Der industrielle Aufschwung Frechens in der Braunkohlen-, Quarzsand-, vor allem aber in der Steinzeugindustrie löste einen rasanten Anstieg der Einwohnerzahlen aus: Während der Industrialisierungsphase zwischen 1885 und 1914 verdoppelte sich die Bevölkerungszahl auf ca. 11.500 Menschen (Details s. Kiegelmann 2003, S. 18). Dieser starke Einwohneranstieg, sowie die nach dem Ersten Weltkrieg kriegsbedingten wirtschaftlichen Schwankungen mit tiefgreifenden Auswirkungen auf den Bau- und Wohnungsmarkt und die daraus resultierende Wohnungsnot veranlassten die Gemeinde Frechen, ein Programm zur Schaffung bezahlbaren Wohnraumes für kinderreiche Familien zu initiieren. Im Rahmen dieses Programmes konnten ab dem Jahr 1924 350 Wohnungen fertiggestellt werden (VHS Frechen 1987, S. 77).
Das Wohnraumprogramm wurde vom Frechener Hochbauamt unter der Leitung des Kölner Architekten Julius Gatzen in den Jahren 1926-1931 umgesetzt. Für eine Ortserweiterung geeignet erschien das Gelände ca. 200 Meter nördlich des historischen Ortskernes, wo bereits seit 1912 die „Katholische Schule an der Hüchelner Straße“, die heutige Gemeinschaftsgrundschule Ringschule stand. Westlich der Schule wurde ab 1922 die Bergbausiedlung an der Heinrichstraße, Friedenstraße und Bartmannstraße von der Rheinischen Wohnungsbaugesellschaft für das Braunkohlengebiet errichtet (Heeg 1984, S. 77), die nun auch an den Ortskern angebunden werden sollte.

Positionsdaten der Elemente:

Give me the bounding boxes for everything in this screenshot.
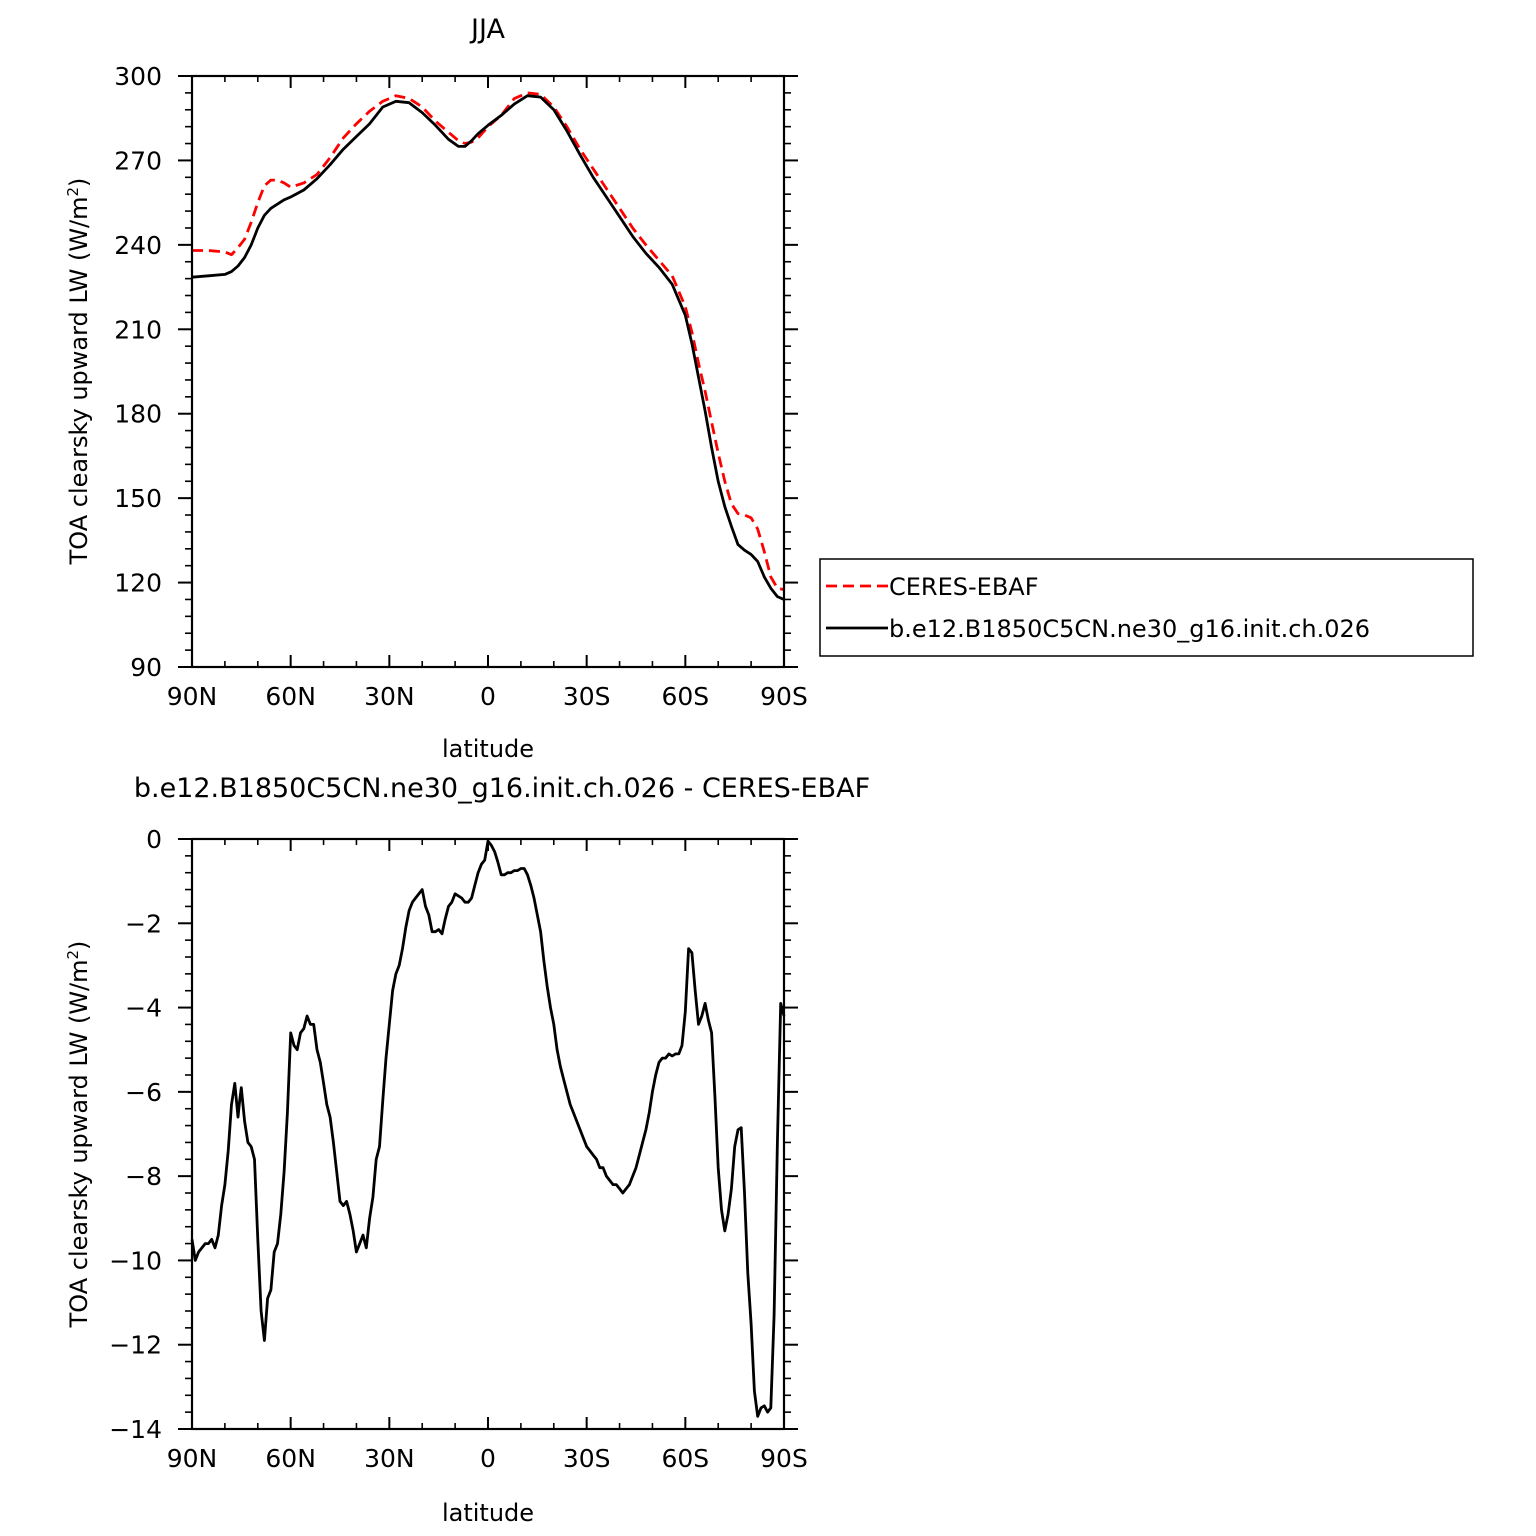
top-x-axis-label: latitude (442, 735, 534, 763)
top-y-axis-label-sup: 2 (64, 187, 82, 197)
legend-entry-ceres: CERES-EBAF (889, 573, 1039, 601)
bottom-y-tick-label: −10 (109, 1246, 162, 1275)
top-y-tick-label: 270 (114, 146, 162, 175)
top-x-tick-label: 30N (364, 682, 415, 711)
bottom-x-tick-label: 60S (661, 1444, 709, 1473)
top-plot-frame (190, 74, 786, 669)
top-y-axis-label-main: TOA clearsky upward LW (W/m (65, 196, 93, 565)
bottom-x-tick-label: 0 (480, 1444, 496, 1473)
bottom-y-tick-label: −4 (125, 994, 162, 1023)
bottom-y-axis-label-close: ) (65, 941, 93, 950)
top-series-line-1 (191, 94, 785, 601)
legend: CERES-EBAF b.e12.B1850C5CN.ne30_g16.init… (819, 558, 1474, 657)
bottom-y-tick-label: −6 (125, 1078, 162, 1107)
bottom-chart-panel: b.e12.B1850C5CN.ne30_g16.init.ch.026 - C… (64, 773, 870, 1527)
top-y-axis-label: TOA clearsky upward LW (W/m2) (64, 178, 93, 566)
top-x-tick-label: 60N (265, 682, 316, 711)
bottom-y-tick-label: −14 (109, 1415, 162, 1444)
bottom-y-axis-label-main: TOA clearsky upward LW (W/m (65, 959, 93, 1328)
bottom-chart-title: b.e12.B1850C5CN.ne30_g16.init.ch.026 - C… (134, 773, 870, 804)
bottom-plot-frame (190, 837, 786, 1431)
bottom-y-tick-label: −2 (125, 909, 162, 938)
top-y-tick-label: 300 (114, 62, 162, 91)
top-y-tick-label: 180 (114, 400, 162, 429)
top-y-tick-label: 90 (130, 653, 162, 682)
top-y-axis-label-close: ) (65, 178, 93, 187)
bottom-y-axis-label-sup: 2 (64, 950, 82, 960)
bottom-x-tick-label: 90N (167, 1444, 218, 1473)
top-y-tick-label: 240 (114, 231, 162, 260)
bottom-x-tick-label: 90S (760, 1444, 808, 1473)
top-chart-title: JJA (469, 14, 505, 45)
top-x-tick-label: 90N (167, 682, 218, 711)
bottom-y-tick-label: 0 (146, 825, 162, 854)
top-x-tick-label: 60S (661, 682, 709, 711)
top-x-tick-label: 90S (760, 682, 808, 711)
bottom-x-tick-label: 30S (563, 1444, 611, 1473)
top-x-tick-label: 30S (563, 682, 611, 711)
bottom-y-tick-label: −8 (125, 1162, 162, 1191)
legend-box (819, 558, 1474, 657)
top-y-tick-label: 120 (114, 569, 162, 598)
top-chart-panel: JJA 90N 60N 30N 0 30S 60S 90S 90 120 150 180 210 240… (64, 14, 1474, 763)
bottom-x-axis-label: latitude (442, 1499, 534, 1527)
top-series-line-0 (192, 91, 785, 591)
legend-entry-model: b.e12.B1850C5CN.ne30_g16.init.ch.026 (889, 615, 1370, 643)
bottom-x-tick-label: 30N (364, 1444, 415, 1473)
bottom-y-axis-label: TOA clearsky upward LW (W/m2) (64, 941, 93, 1329)
top-y-tick-label: 150 (114, 484, 162, 513)
top-y-tick-label: 210 (114, 315, 162, 344)
bottom-x-tick-label: 60N (265, 1444, 316, 1473)
bottom-series-line-0 (190, 839, 786, 1418)
bottom-y-tick-label: −12 (109, 1331, 162, 1360)
top-x-tick-label: 0 (480, 682, 496, 711)
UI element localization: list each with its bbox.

Schriftliche Aufgaben:
1 – Schreiben Sie aus dem Text über das Frechener Wohnraumprogramm den Abschnitt ab, der mit den Worten „Das Wohnraumprogramm wurde“ beginnt und mit „angebunden werden sollte.“ endet.
2 – Sammeln Sie alle Zeilen, in denen die Zeichenfolge „EBAF“ vorkommt, und geben Sie sie unverändert wieder.

Antworten zur Übung:
1 –
Das Wohnraumprogramm wurde vom Frechener Hochbauamt unter der Leitung des Kölner Architekten Julius Gatzen in den Jahren 1926-1931 umgesetzt. Für eine Ortserweiterung geeignet erschien das Gelände ca. 200 Meter nördlich des historischen Ortskernes, wo bereits seit 1912 die „Katholische Schule an der Hüchelner Straße“, die heutige Gemeinschaftsgrundschule Ringschule stand. Westlich der Schule wurde ab 1922 die Bergbausiedlung an der Heinrichstraße, Friedenstraße und Bartmannstraße von der Rheinischen Wohnungsbaugesellschaft für das Braunkohlengebiet errichtet (Heeg 1984, S. 77), die nun auch an den Ortskern angebunden werden sollte.

2 –
legend-entry-ceres: CERES-EBAF (889, 573, 1039, 601)
legend: CERES-EBAF b.e12.B1850C5CN.ne30_g16.init… (819, 558, 1474, 657)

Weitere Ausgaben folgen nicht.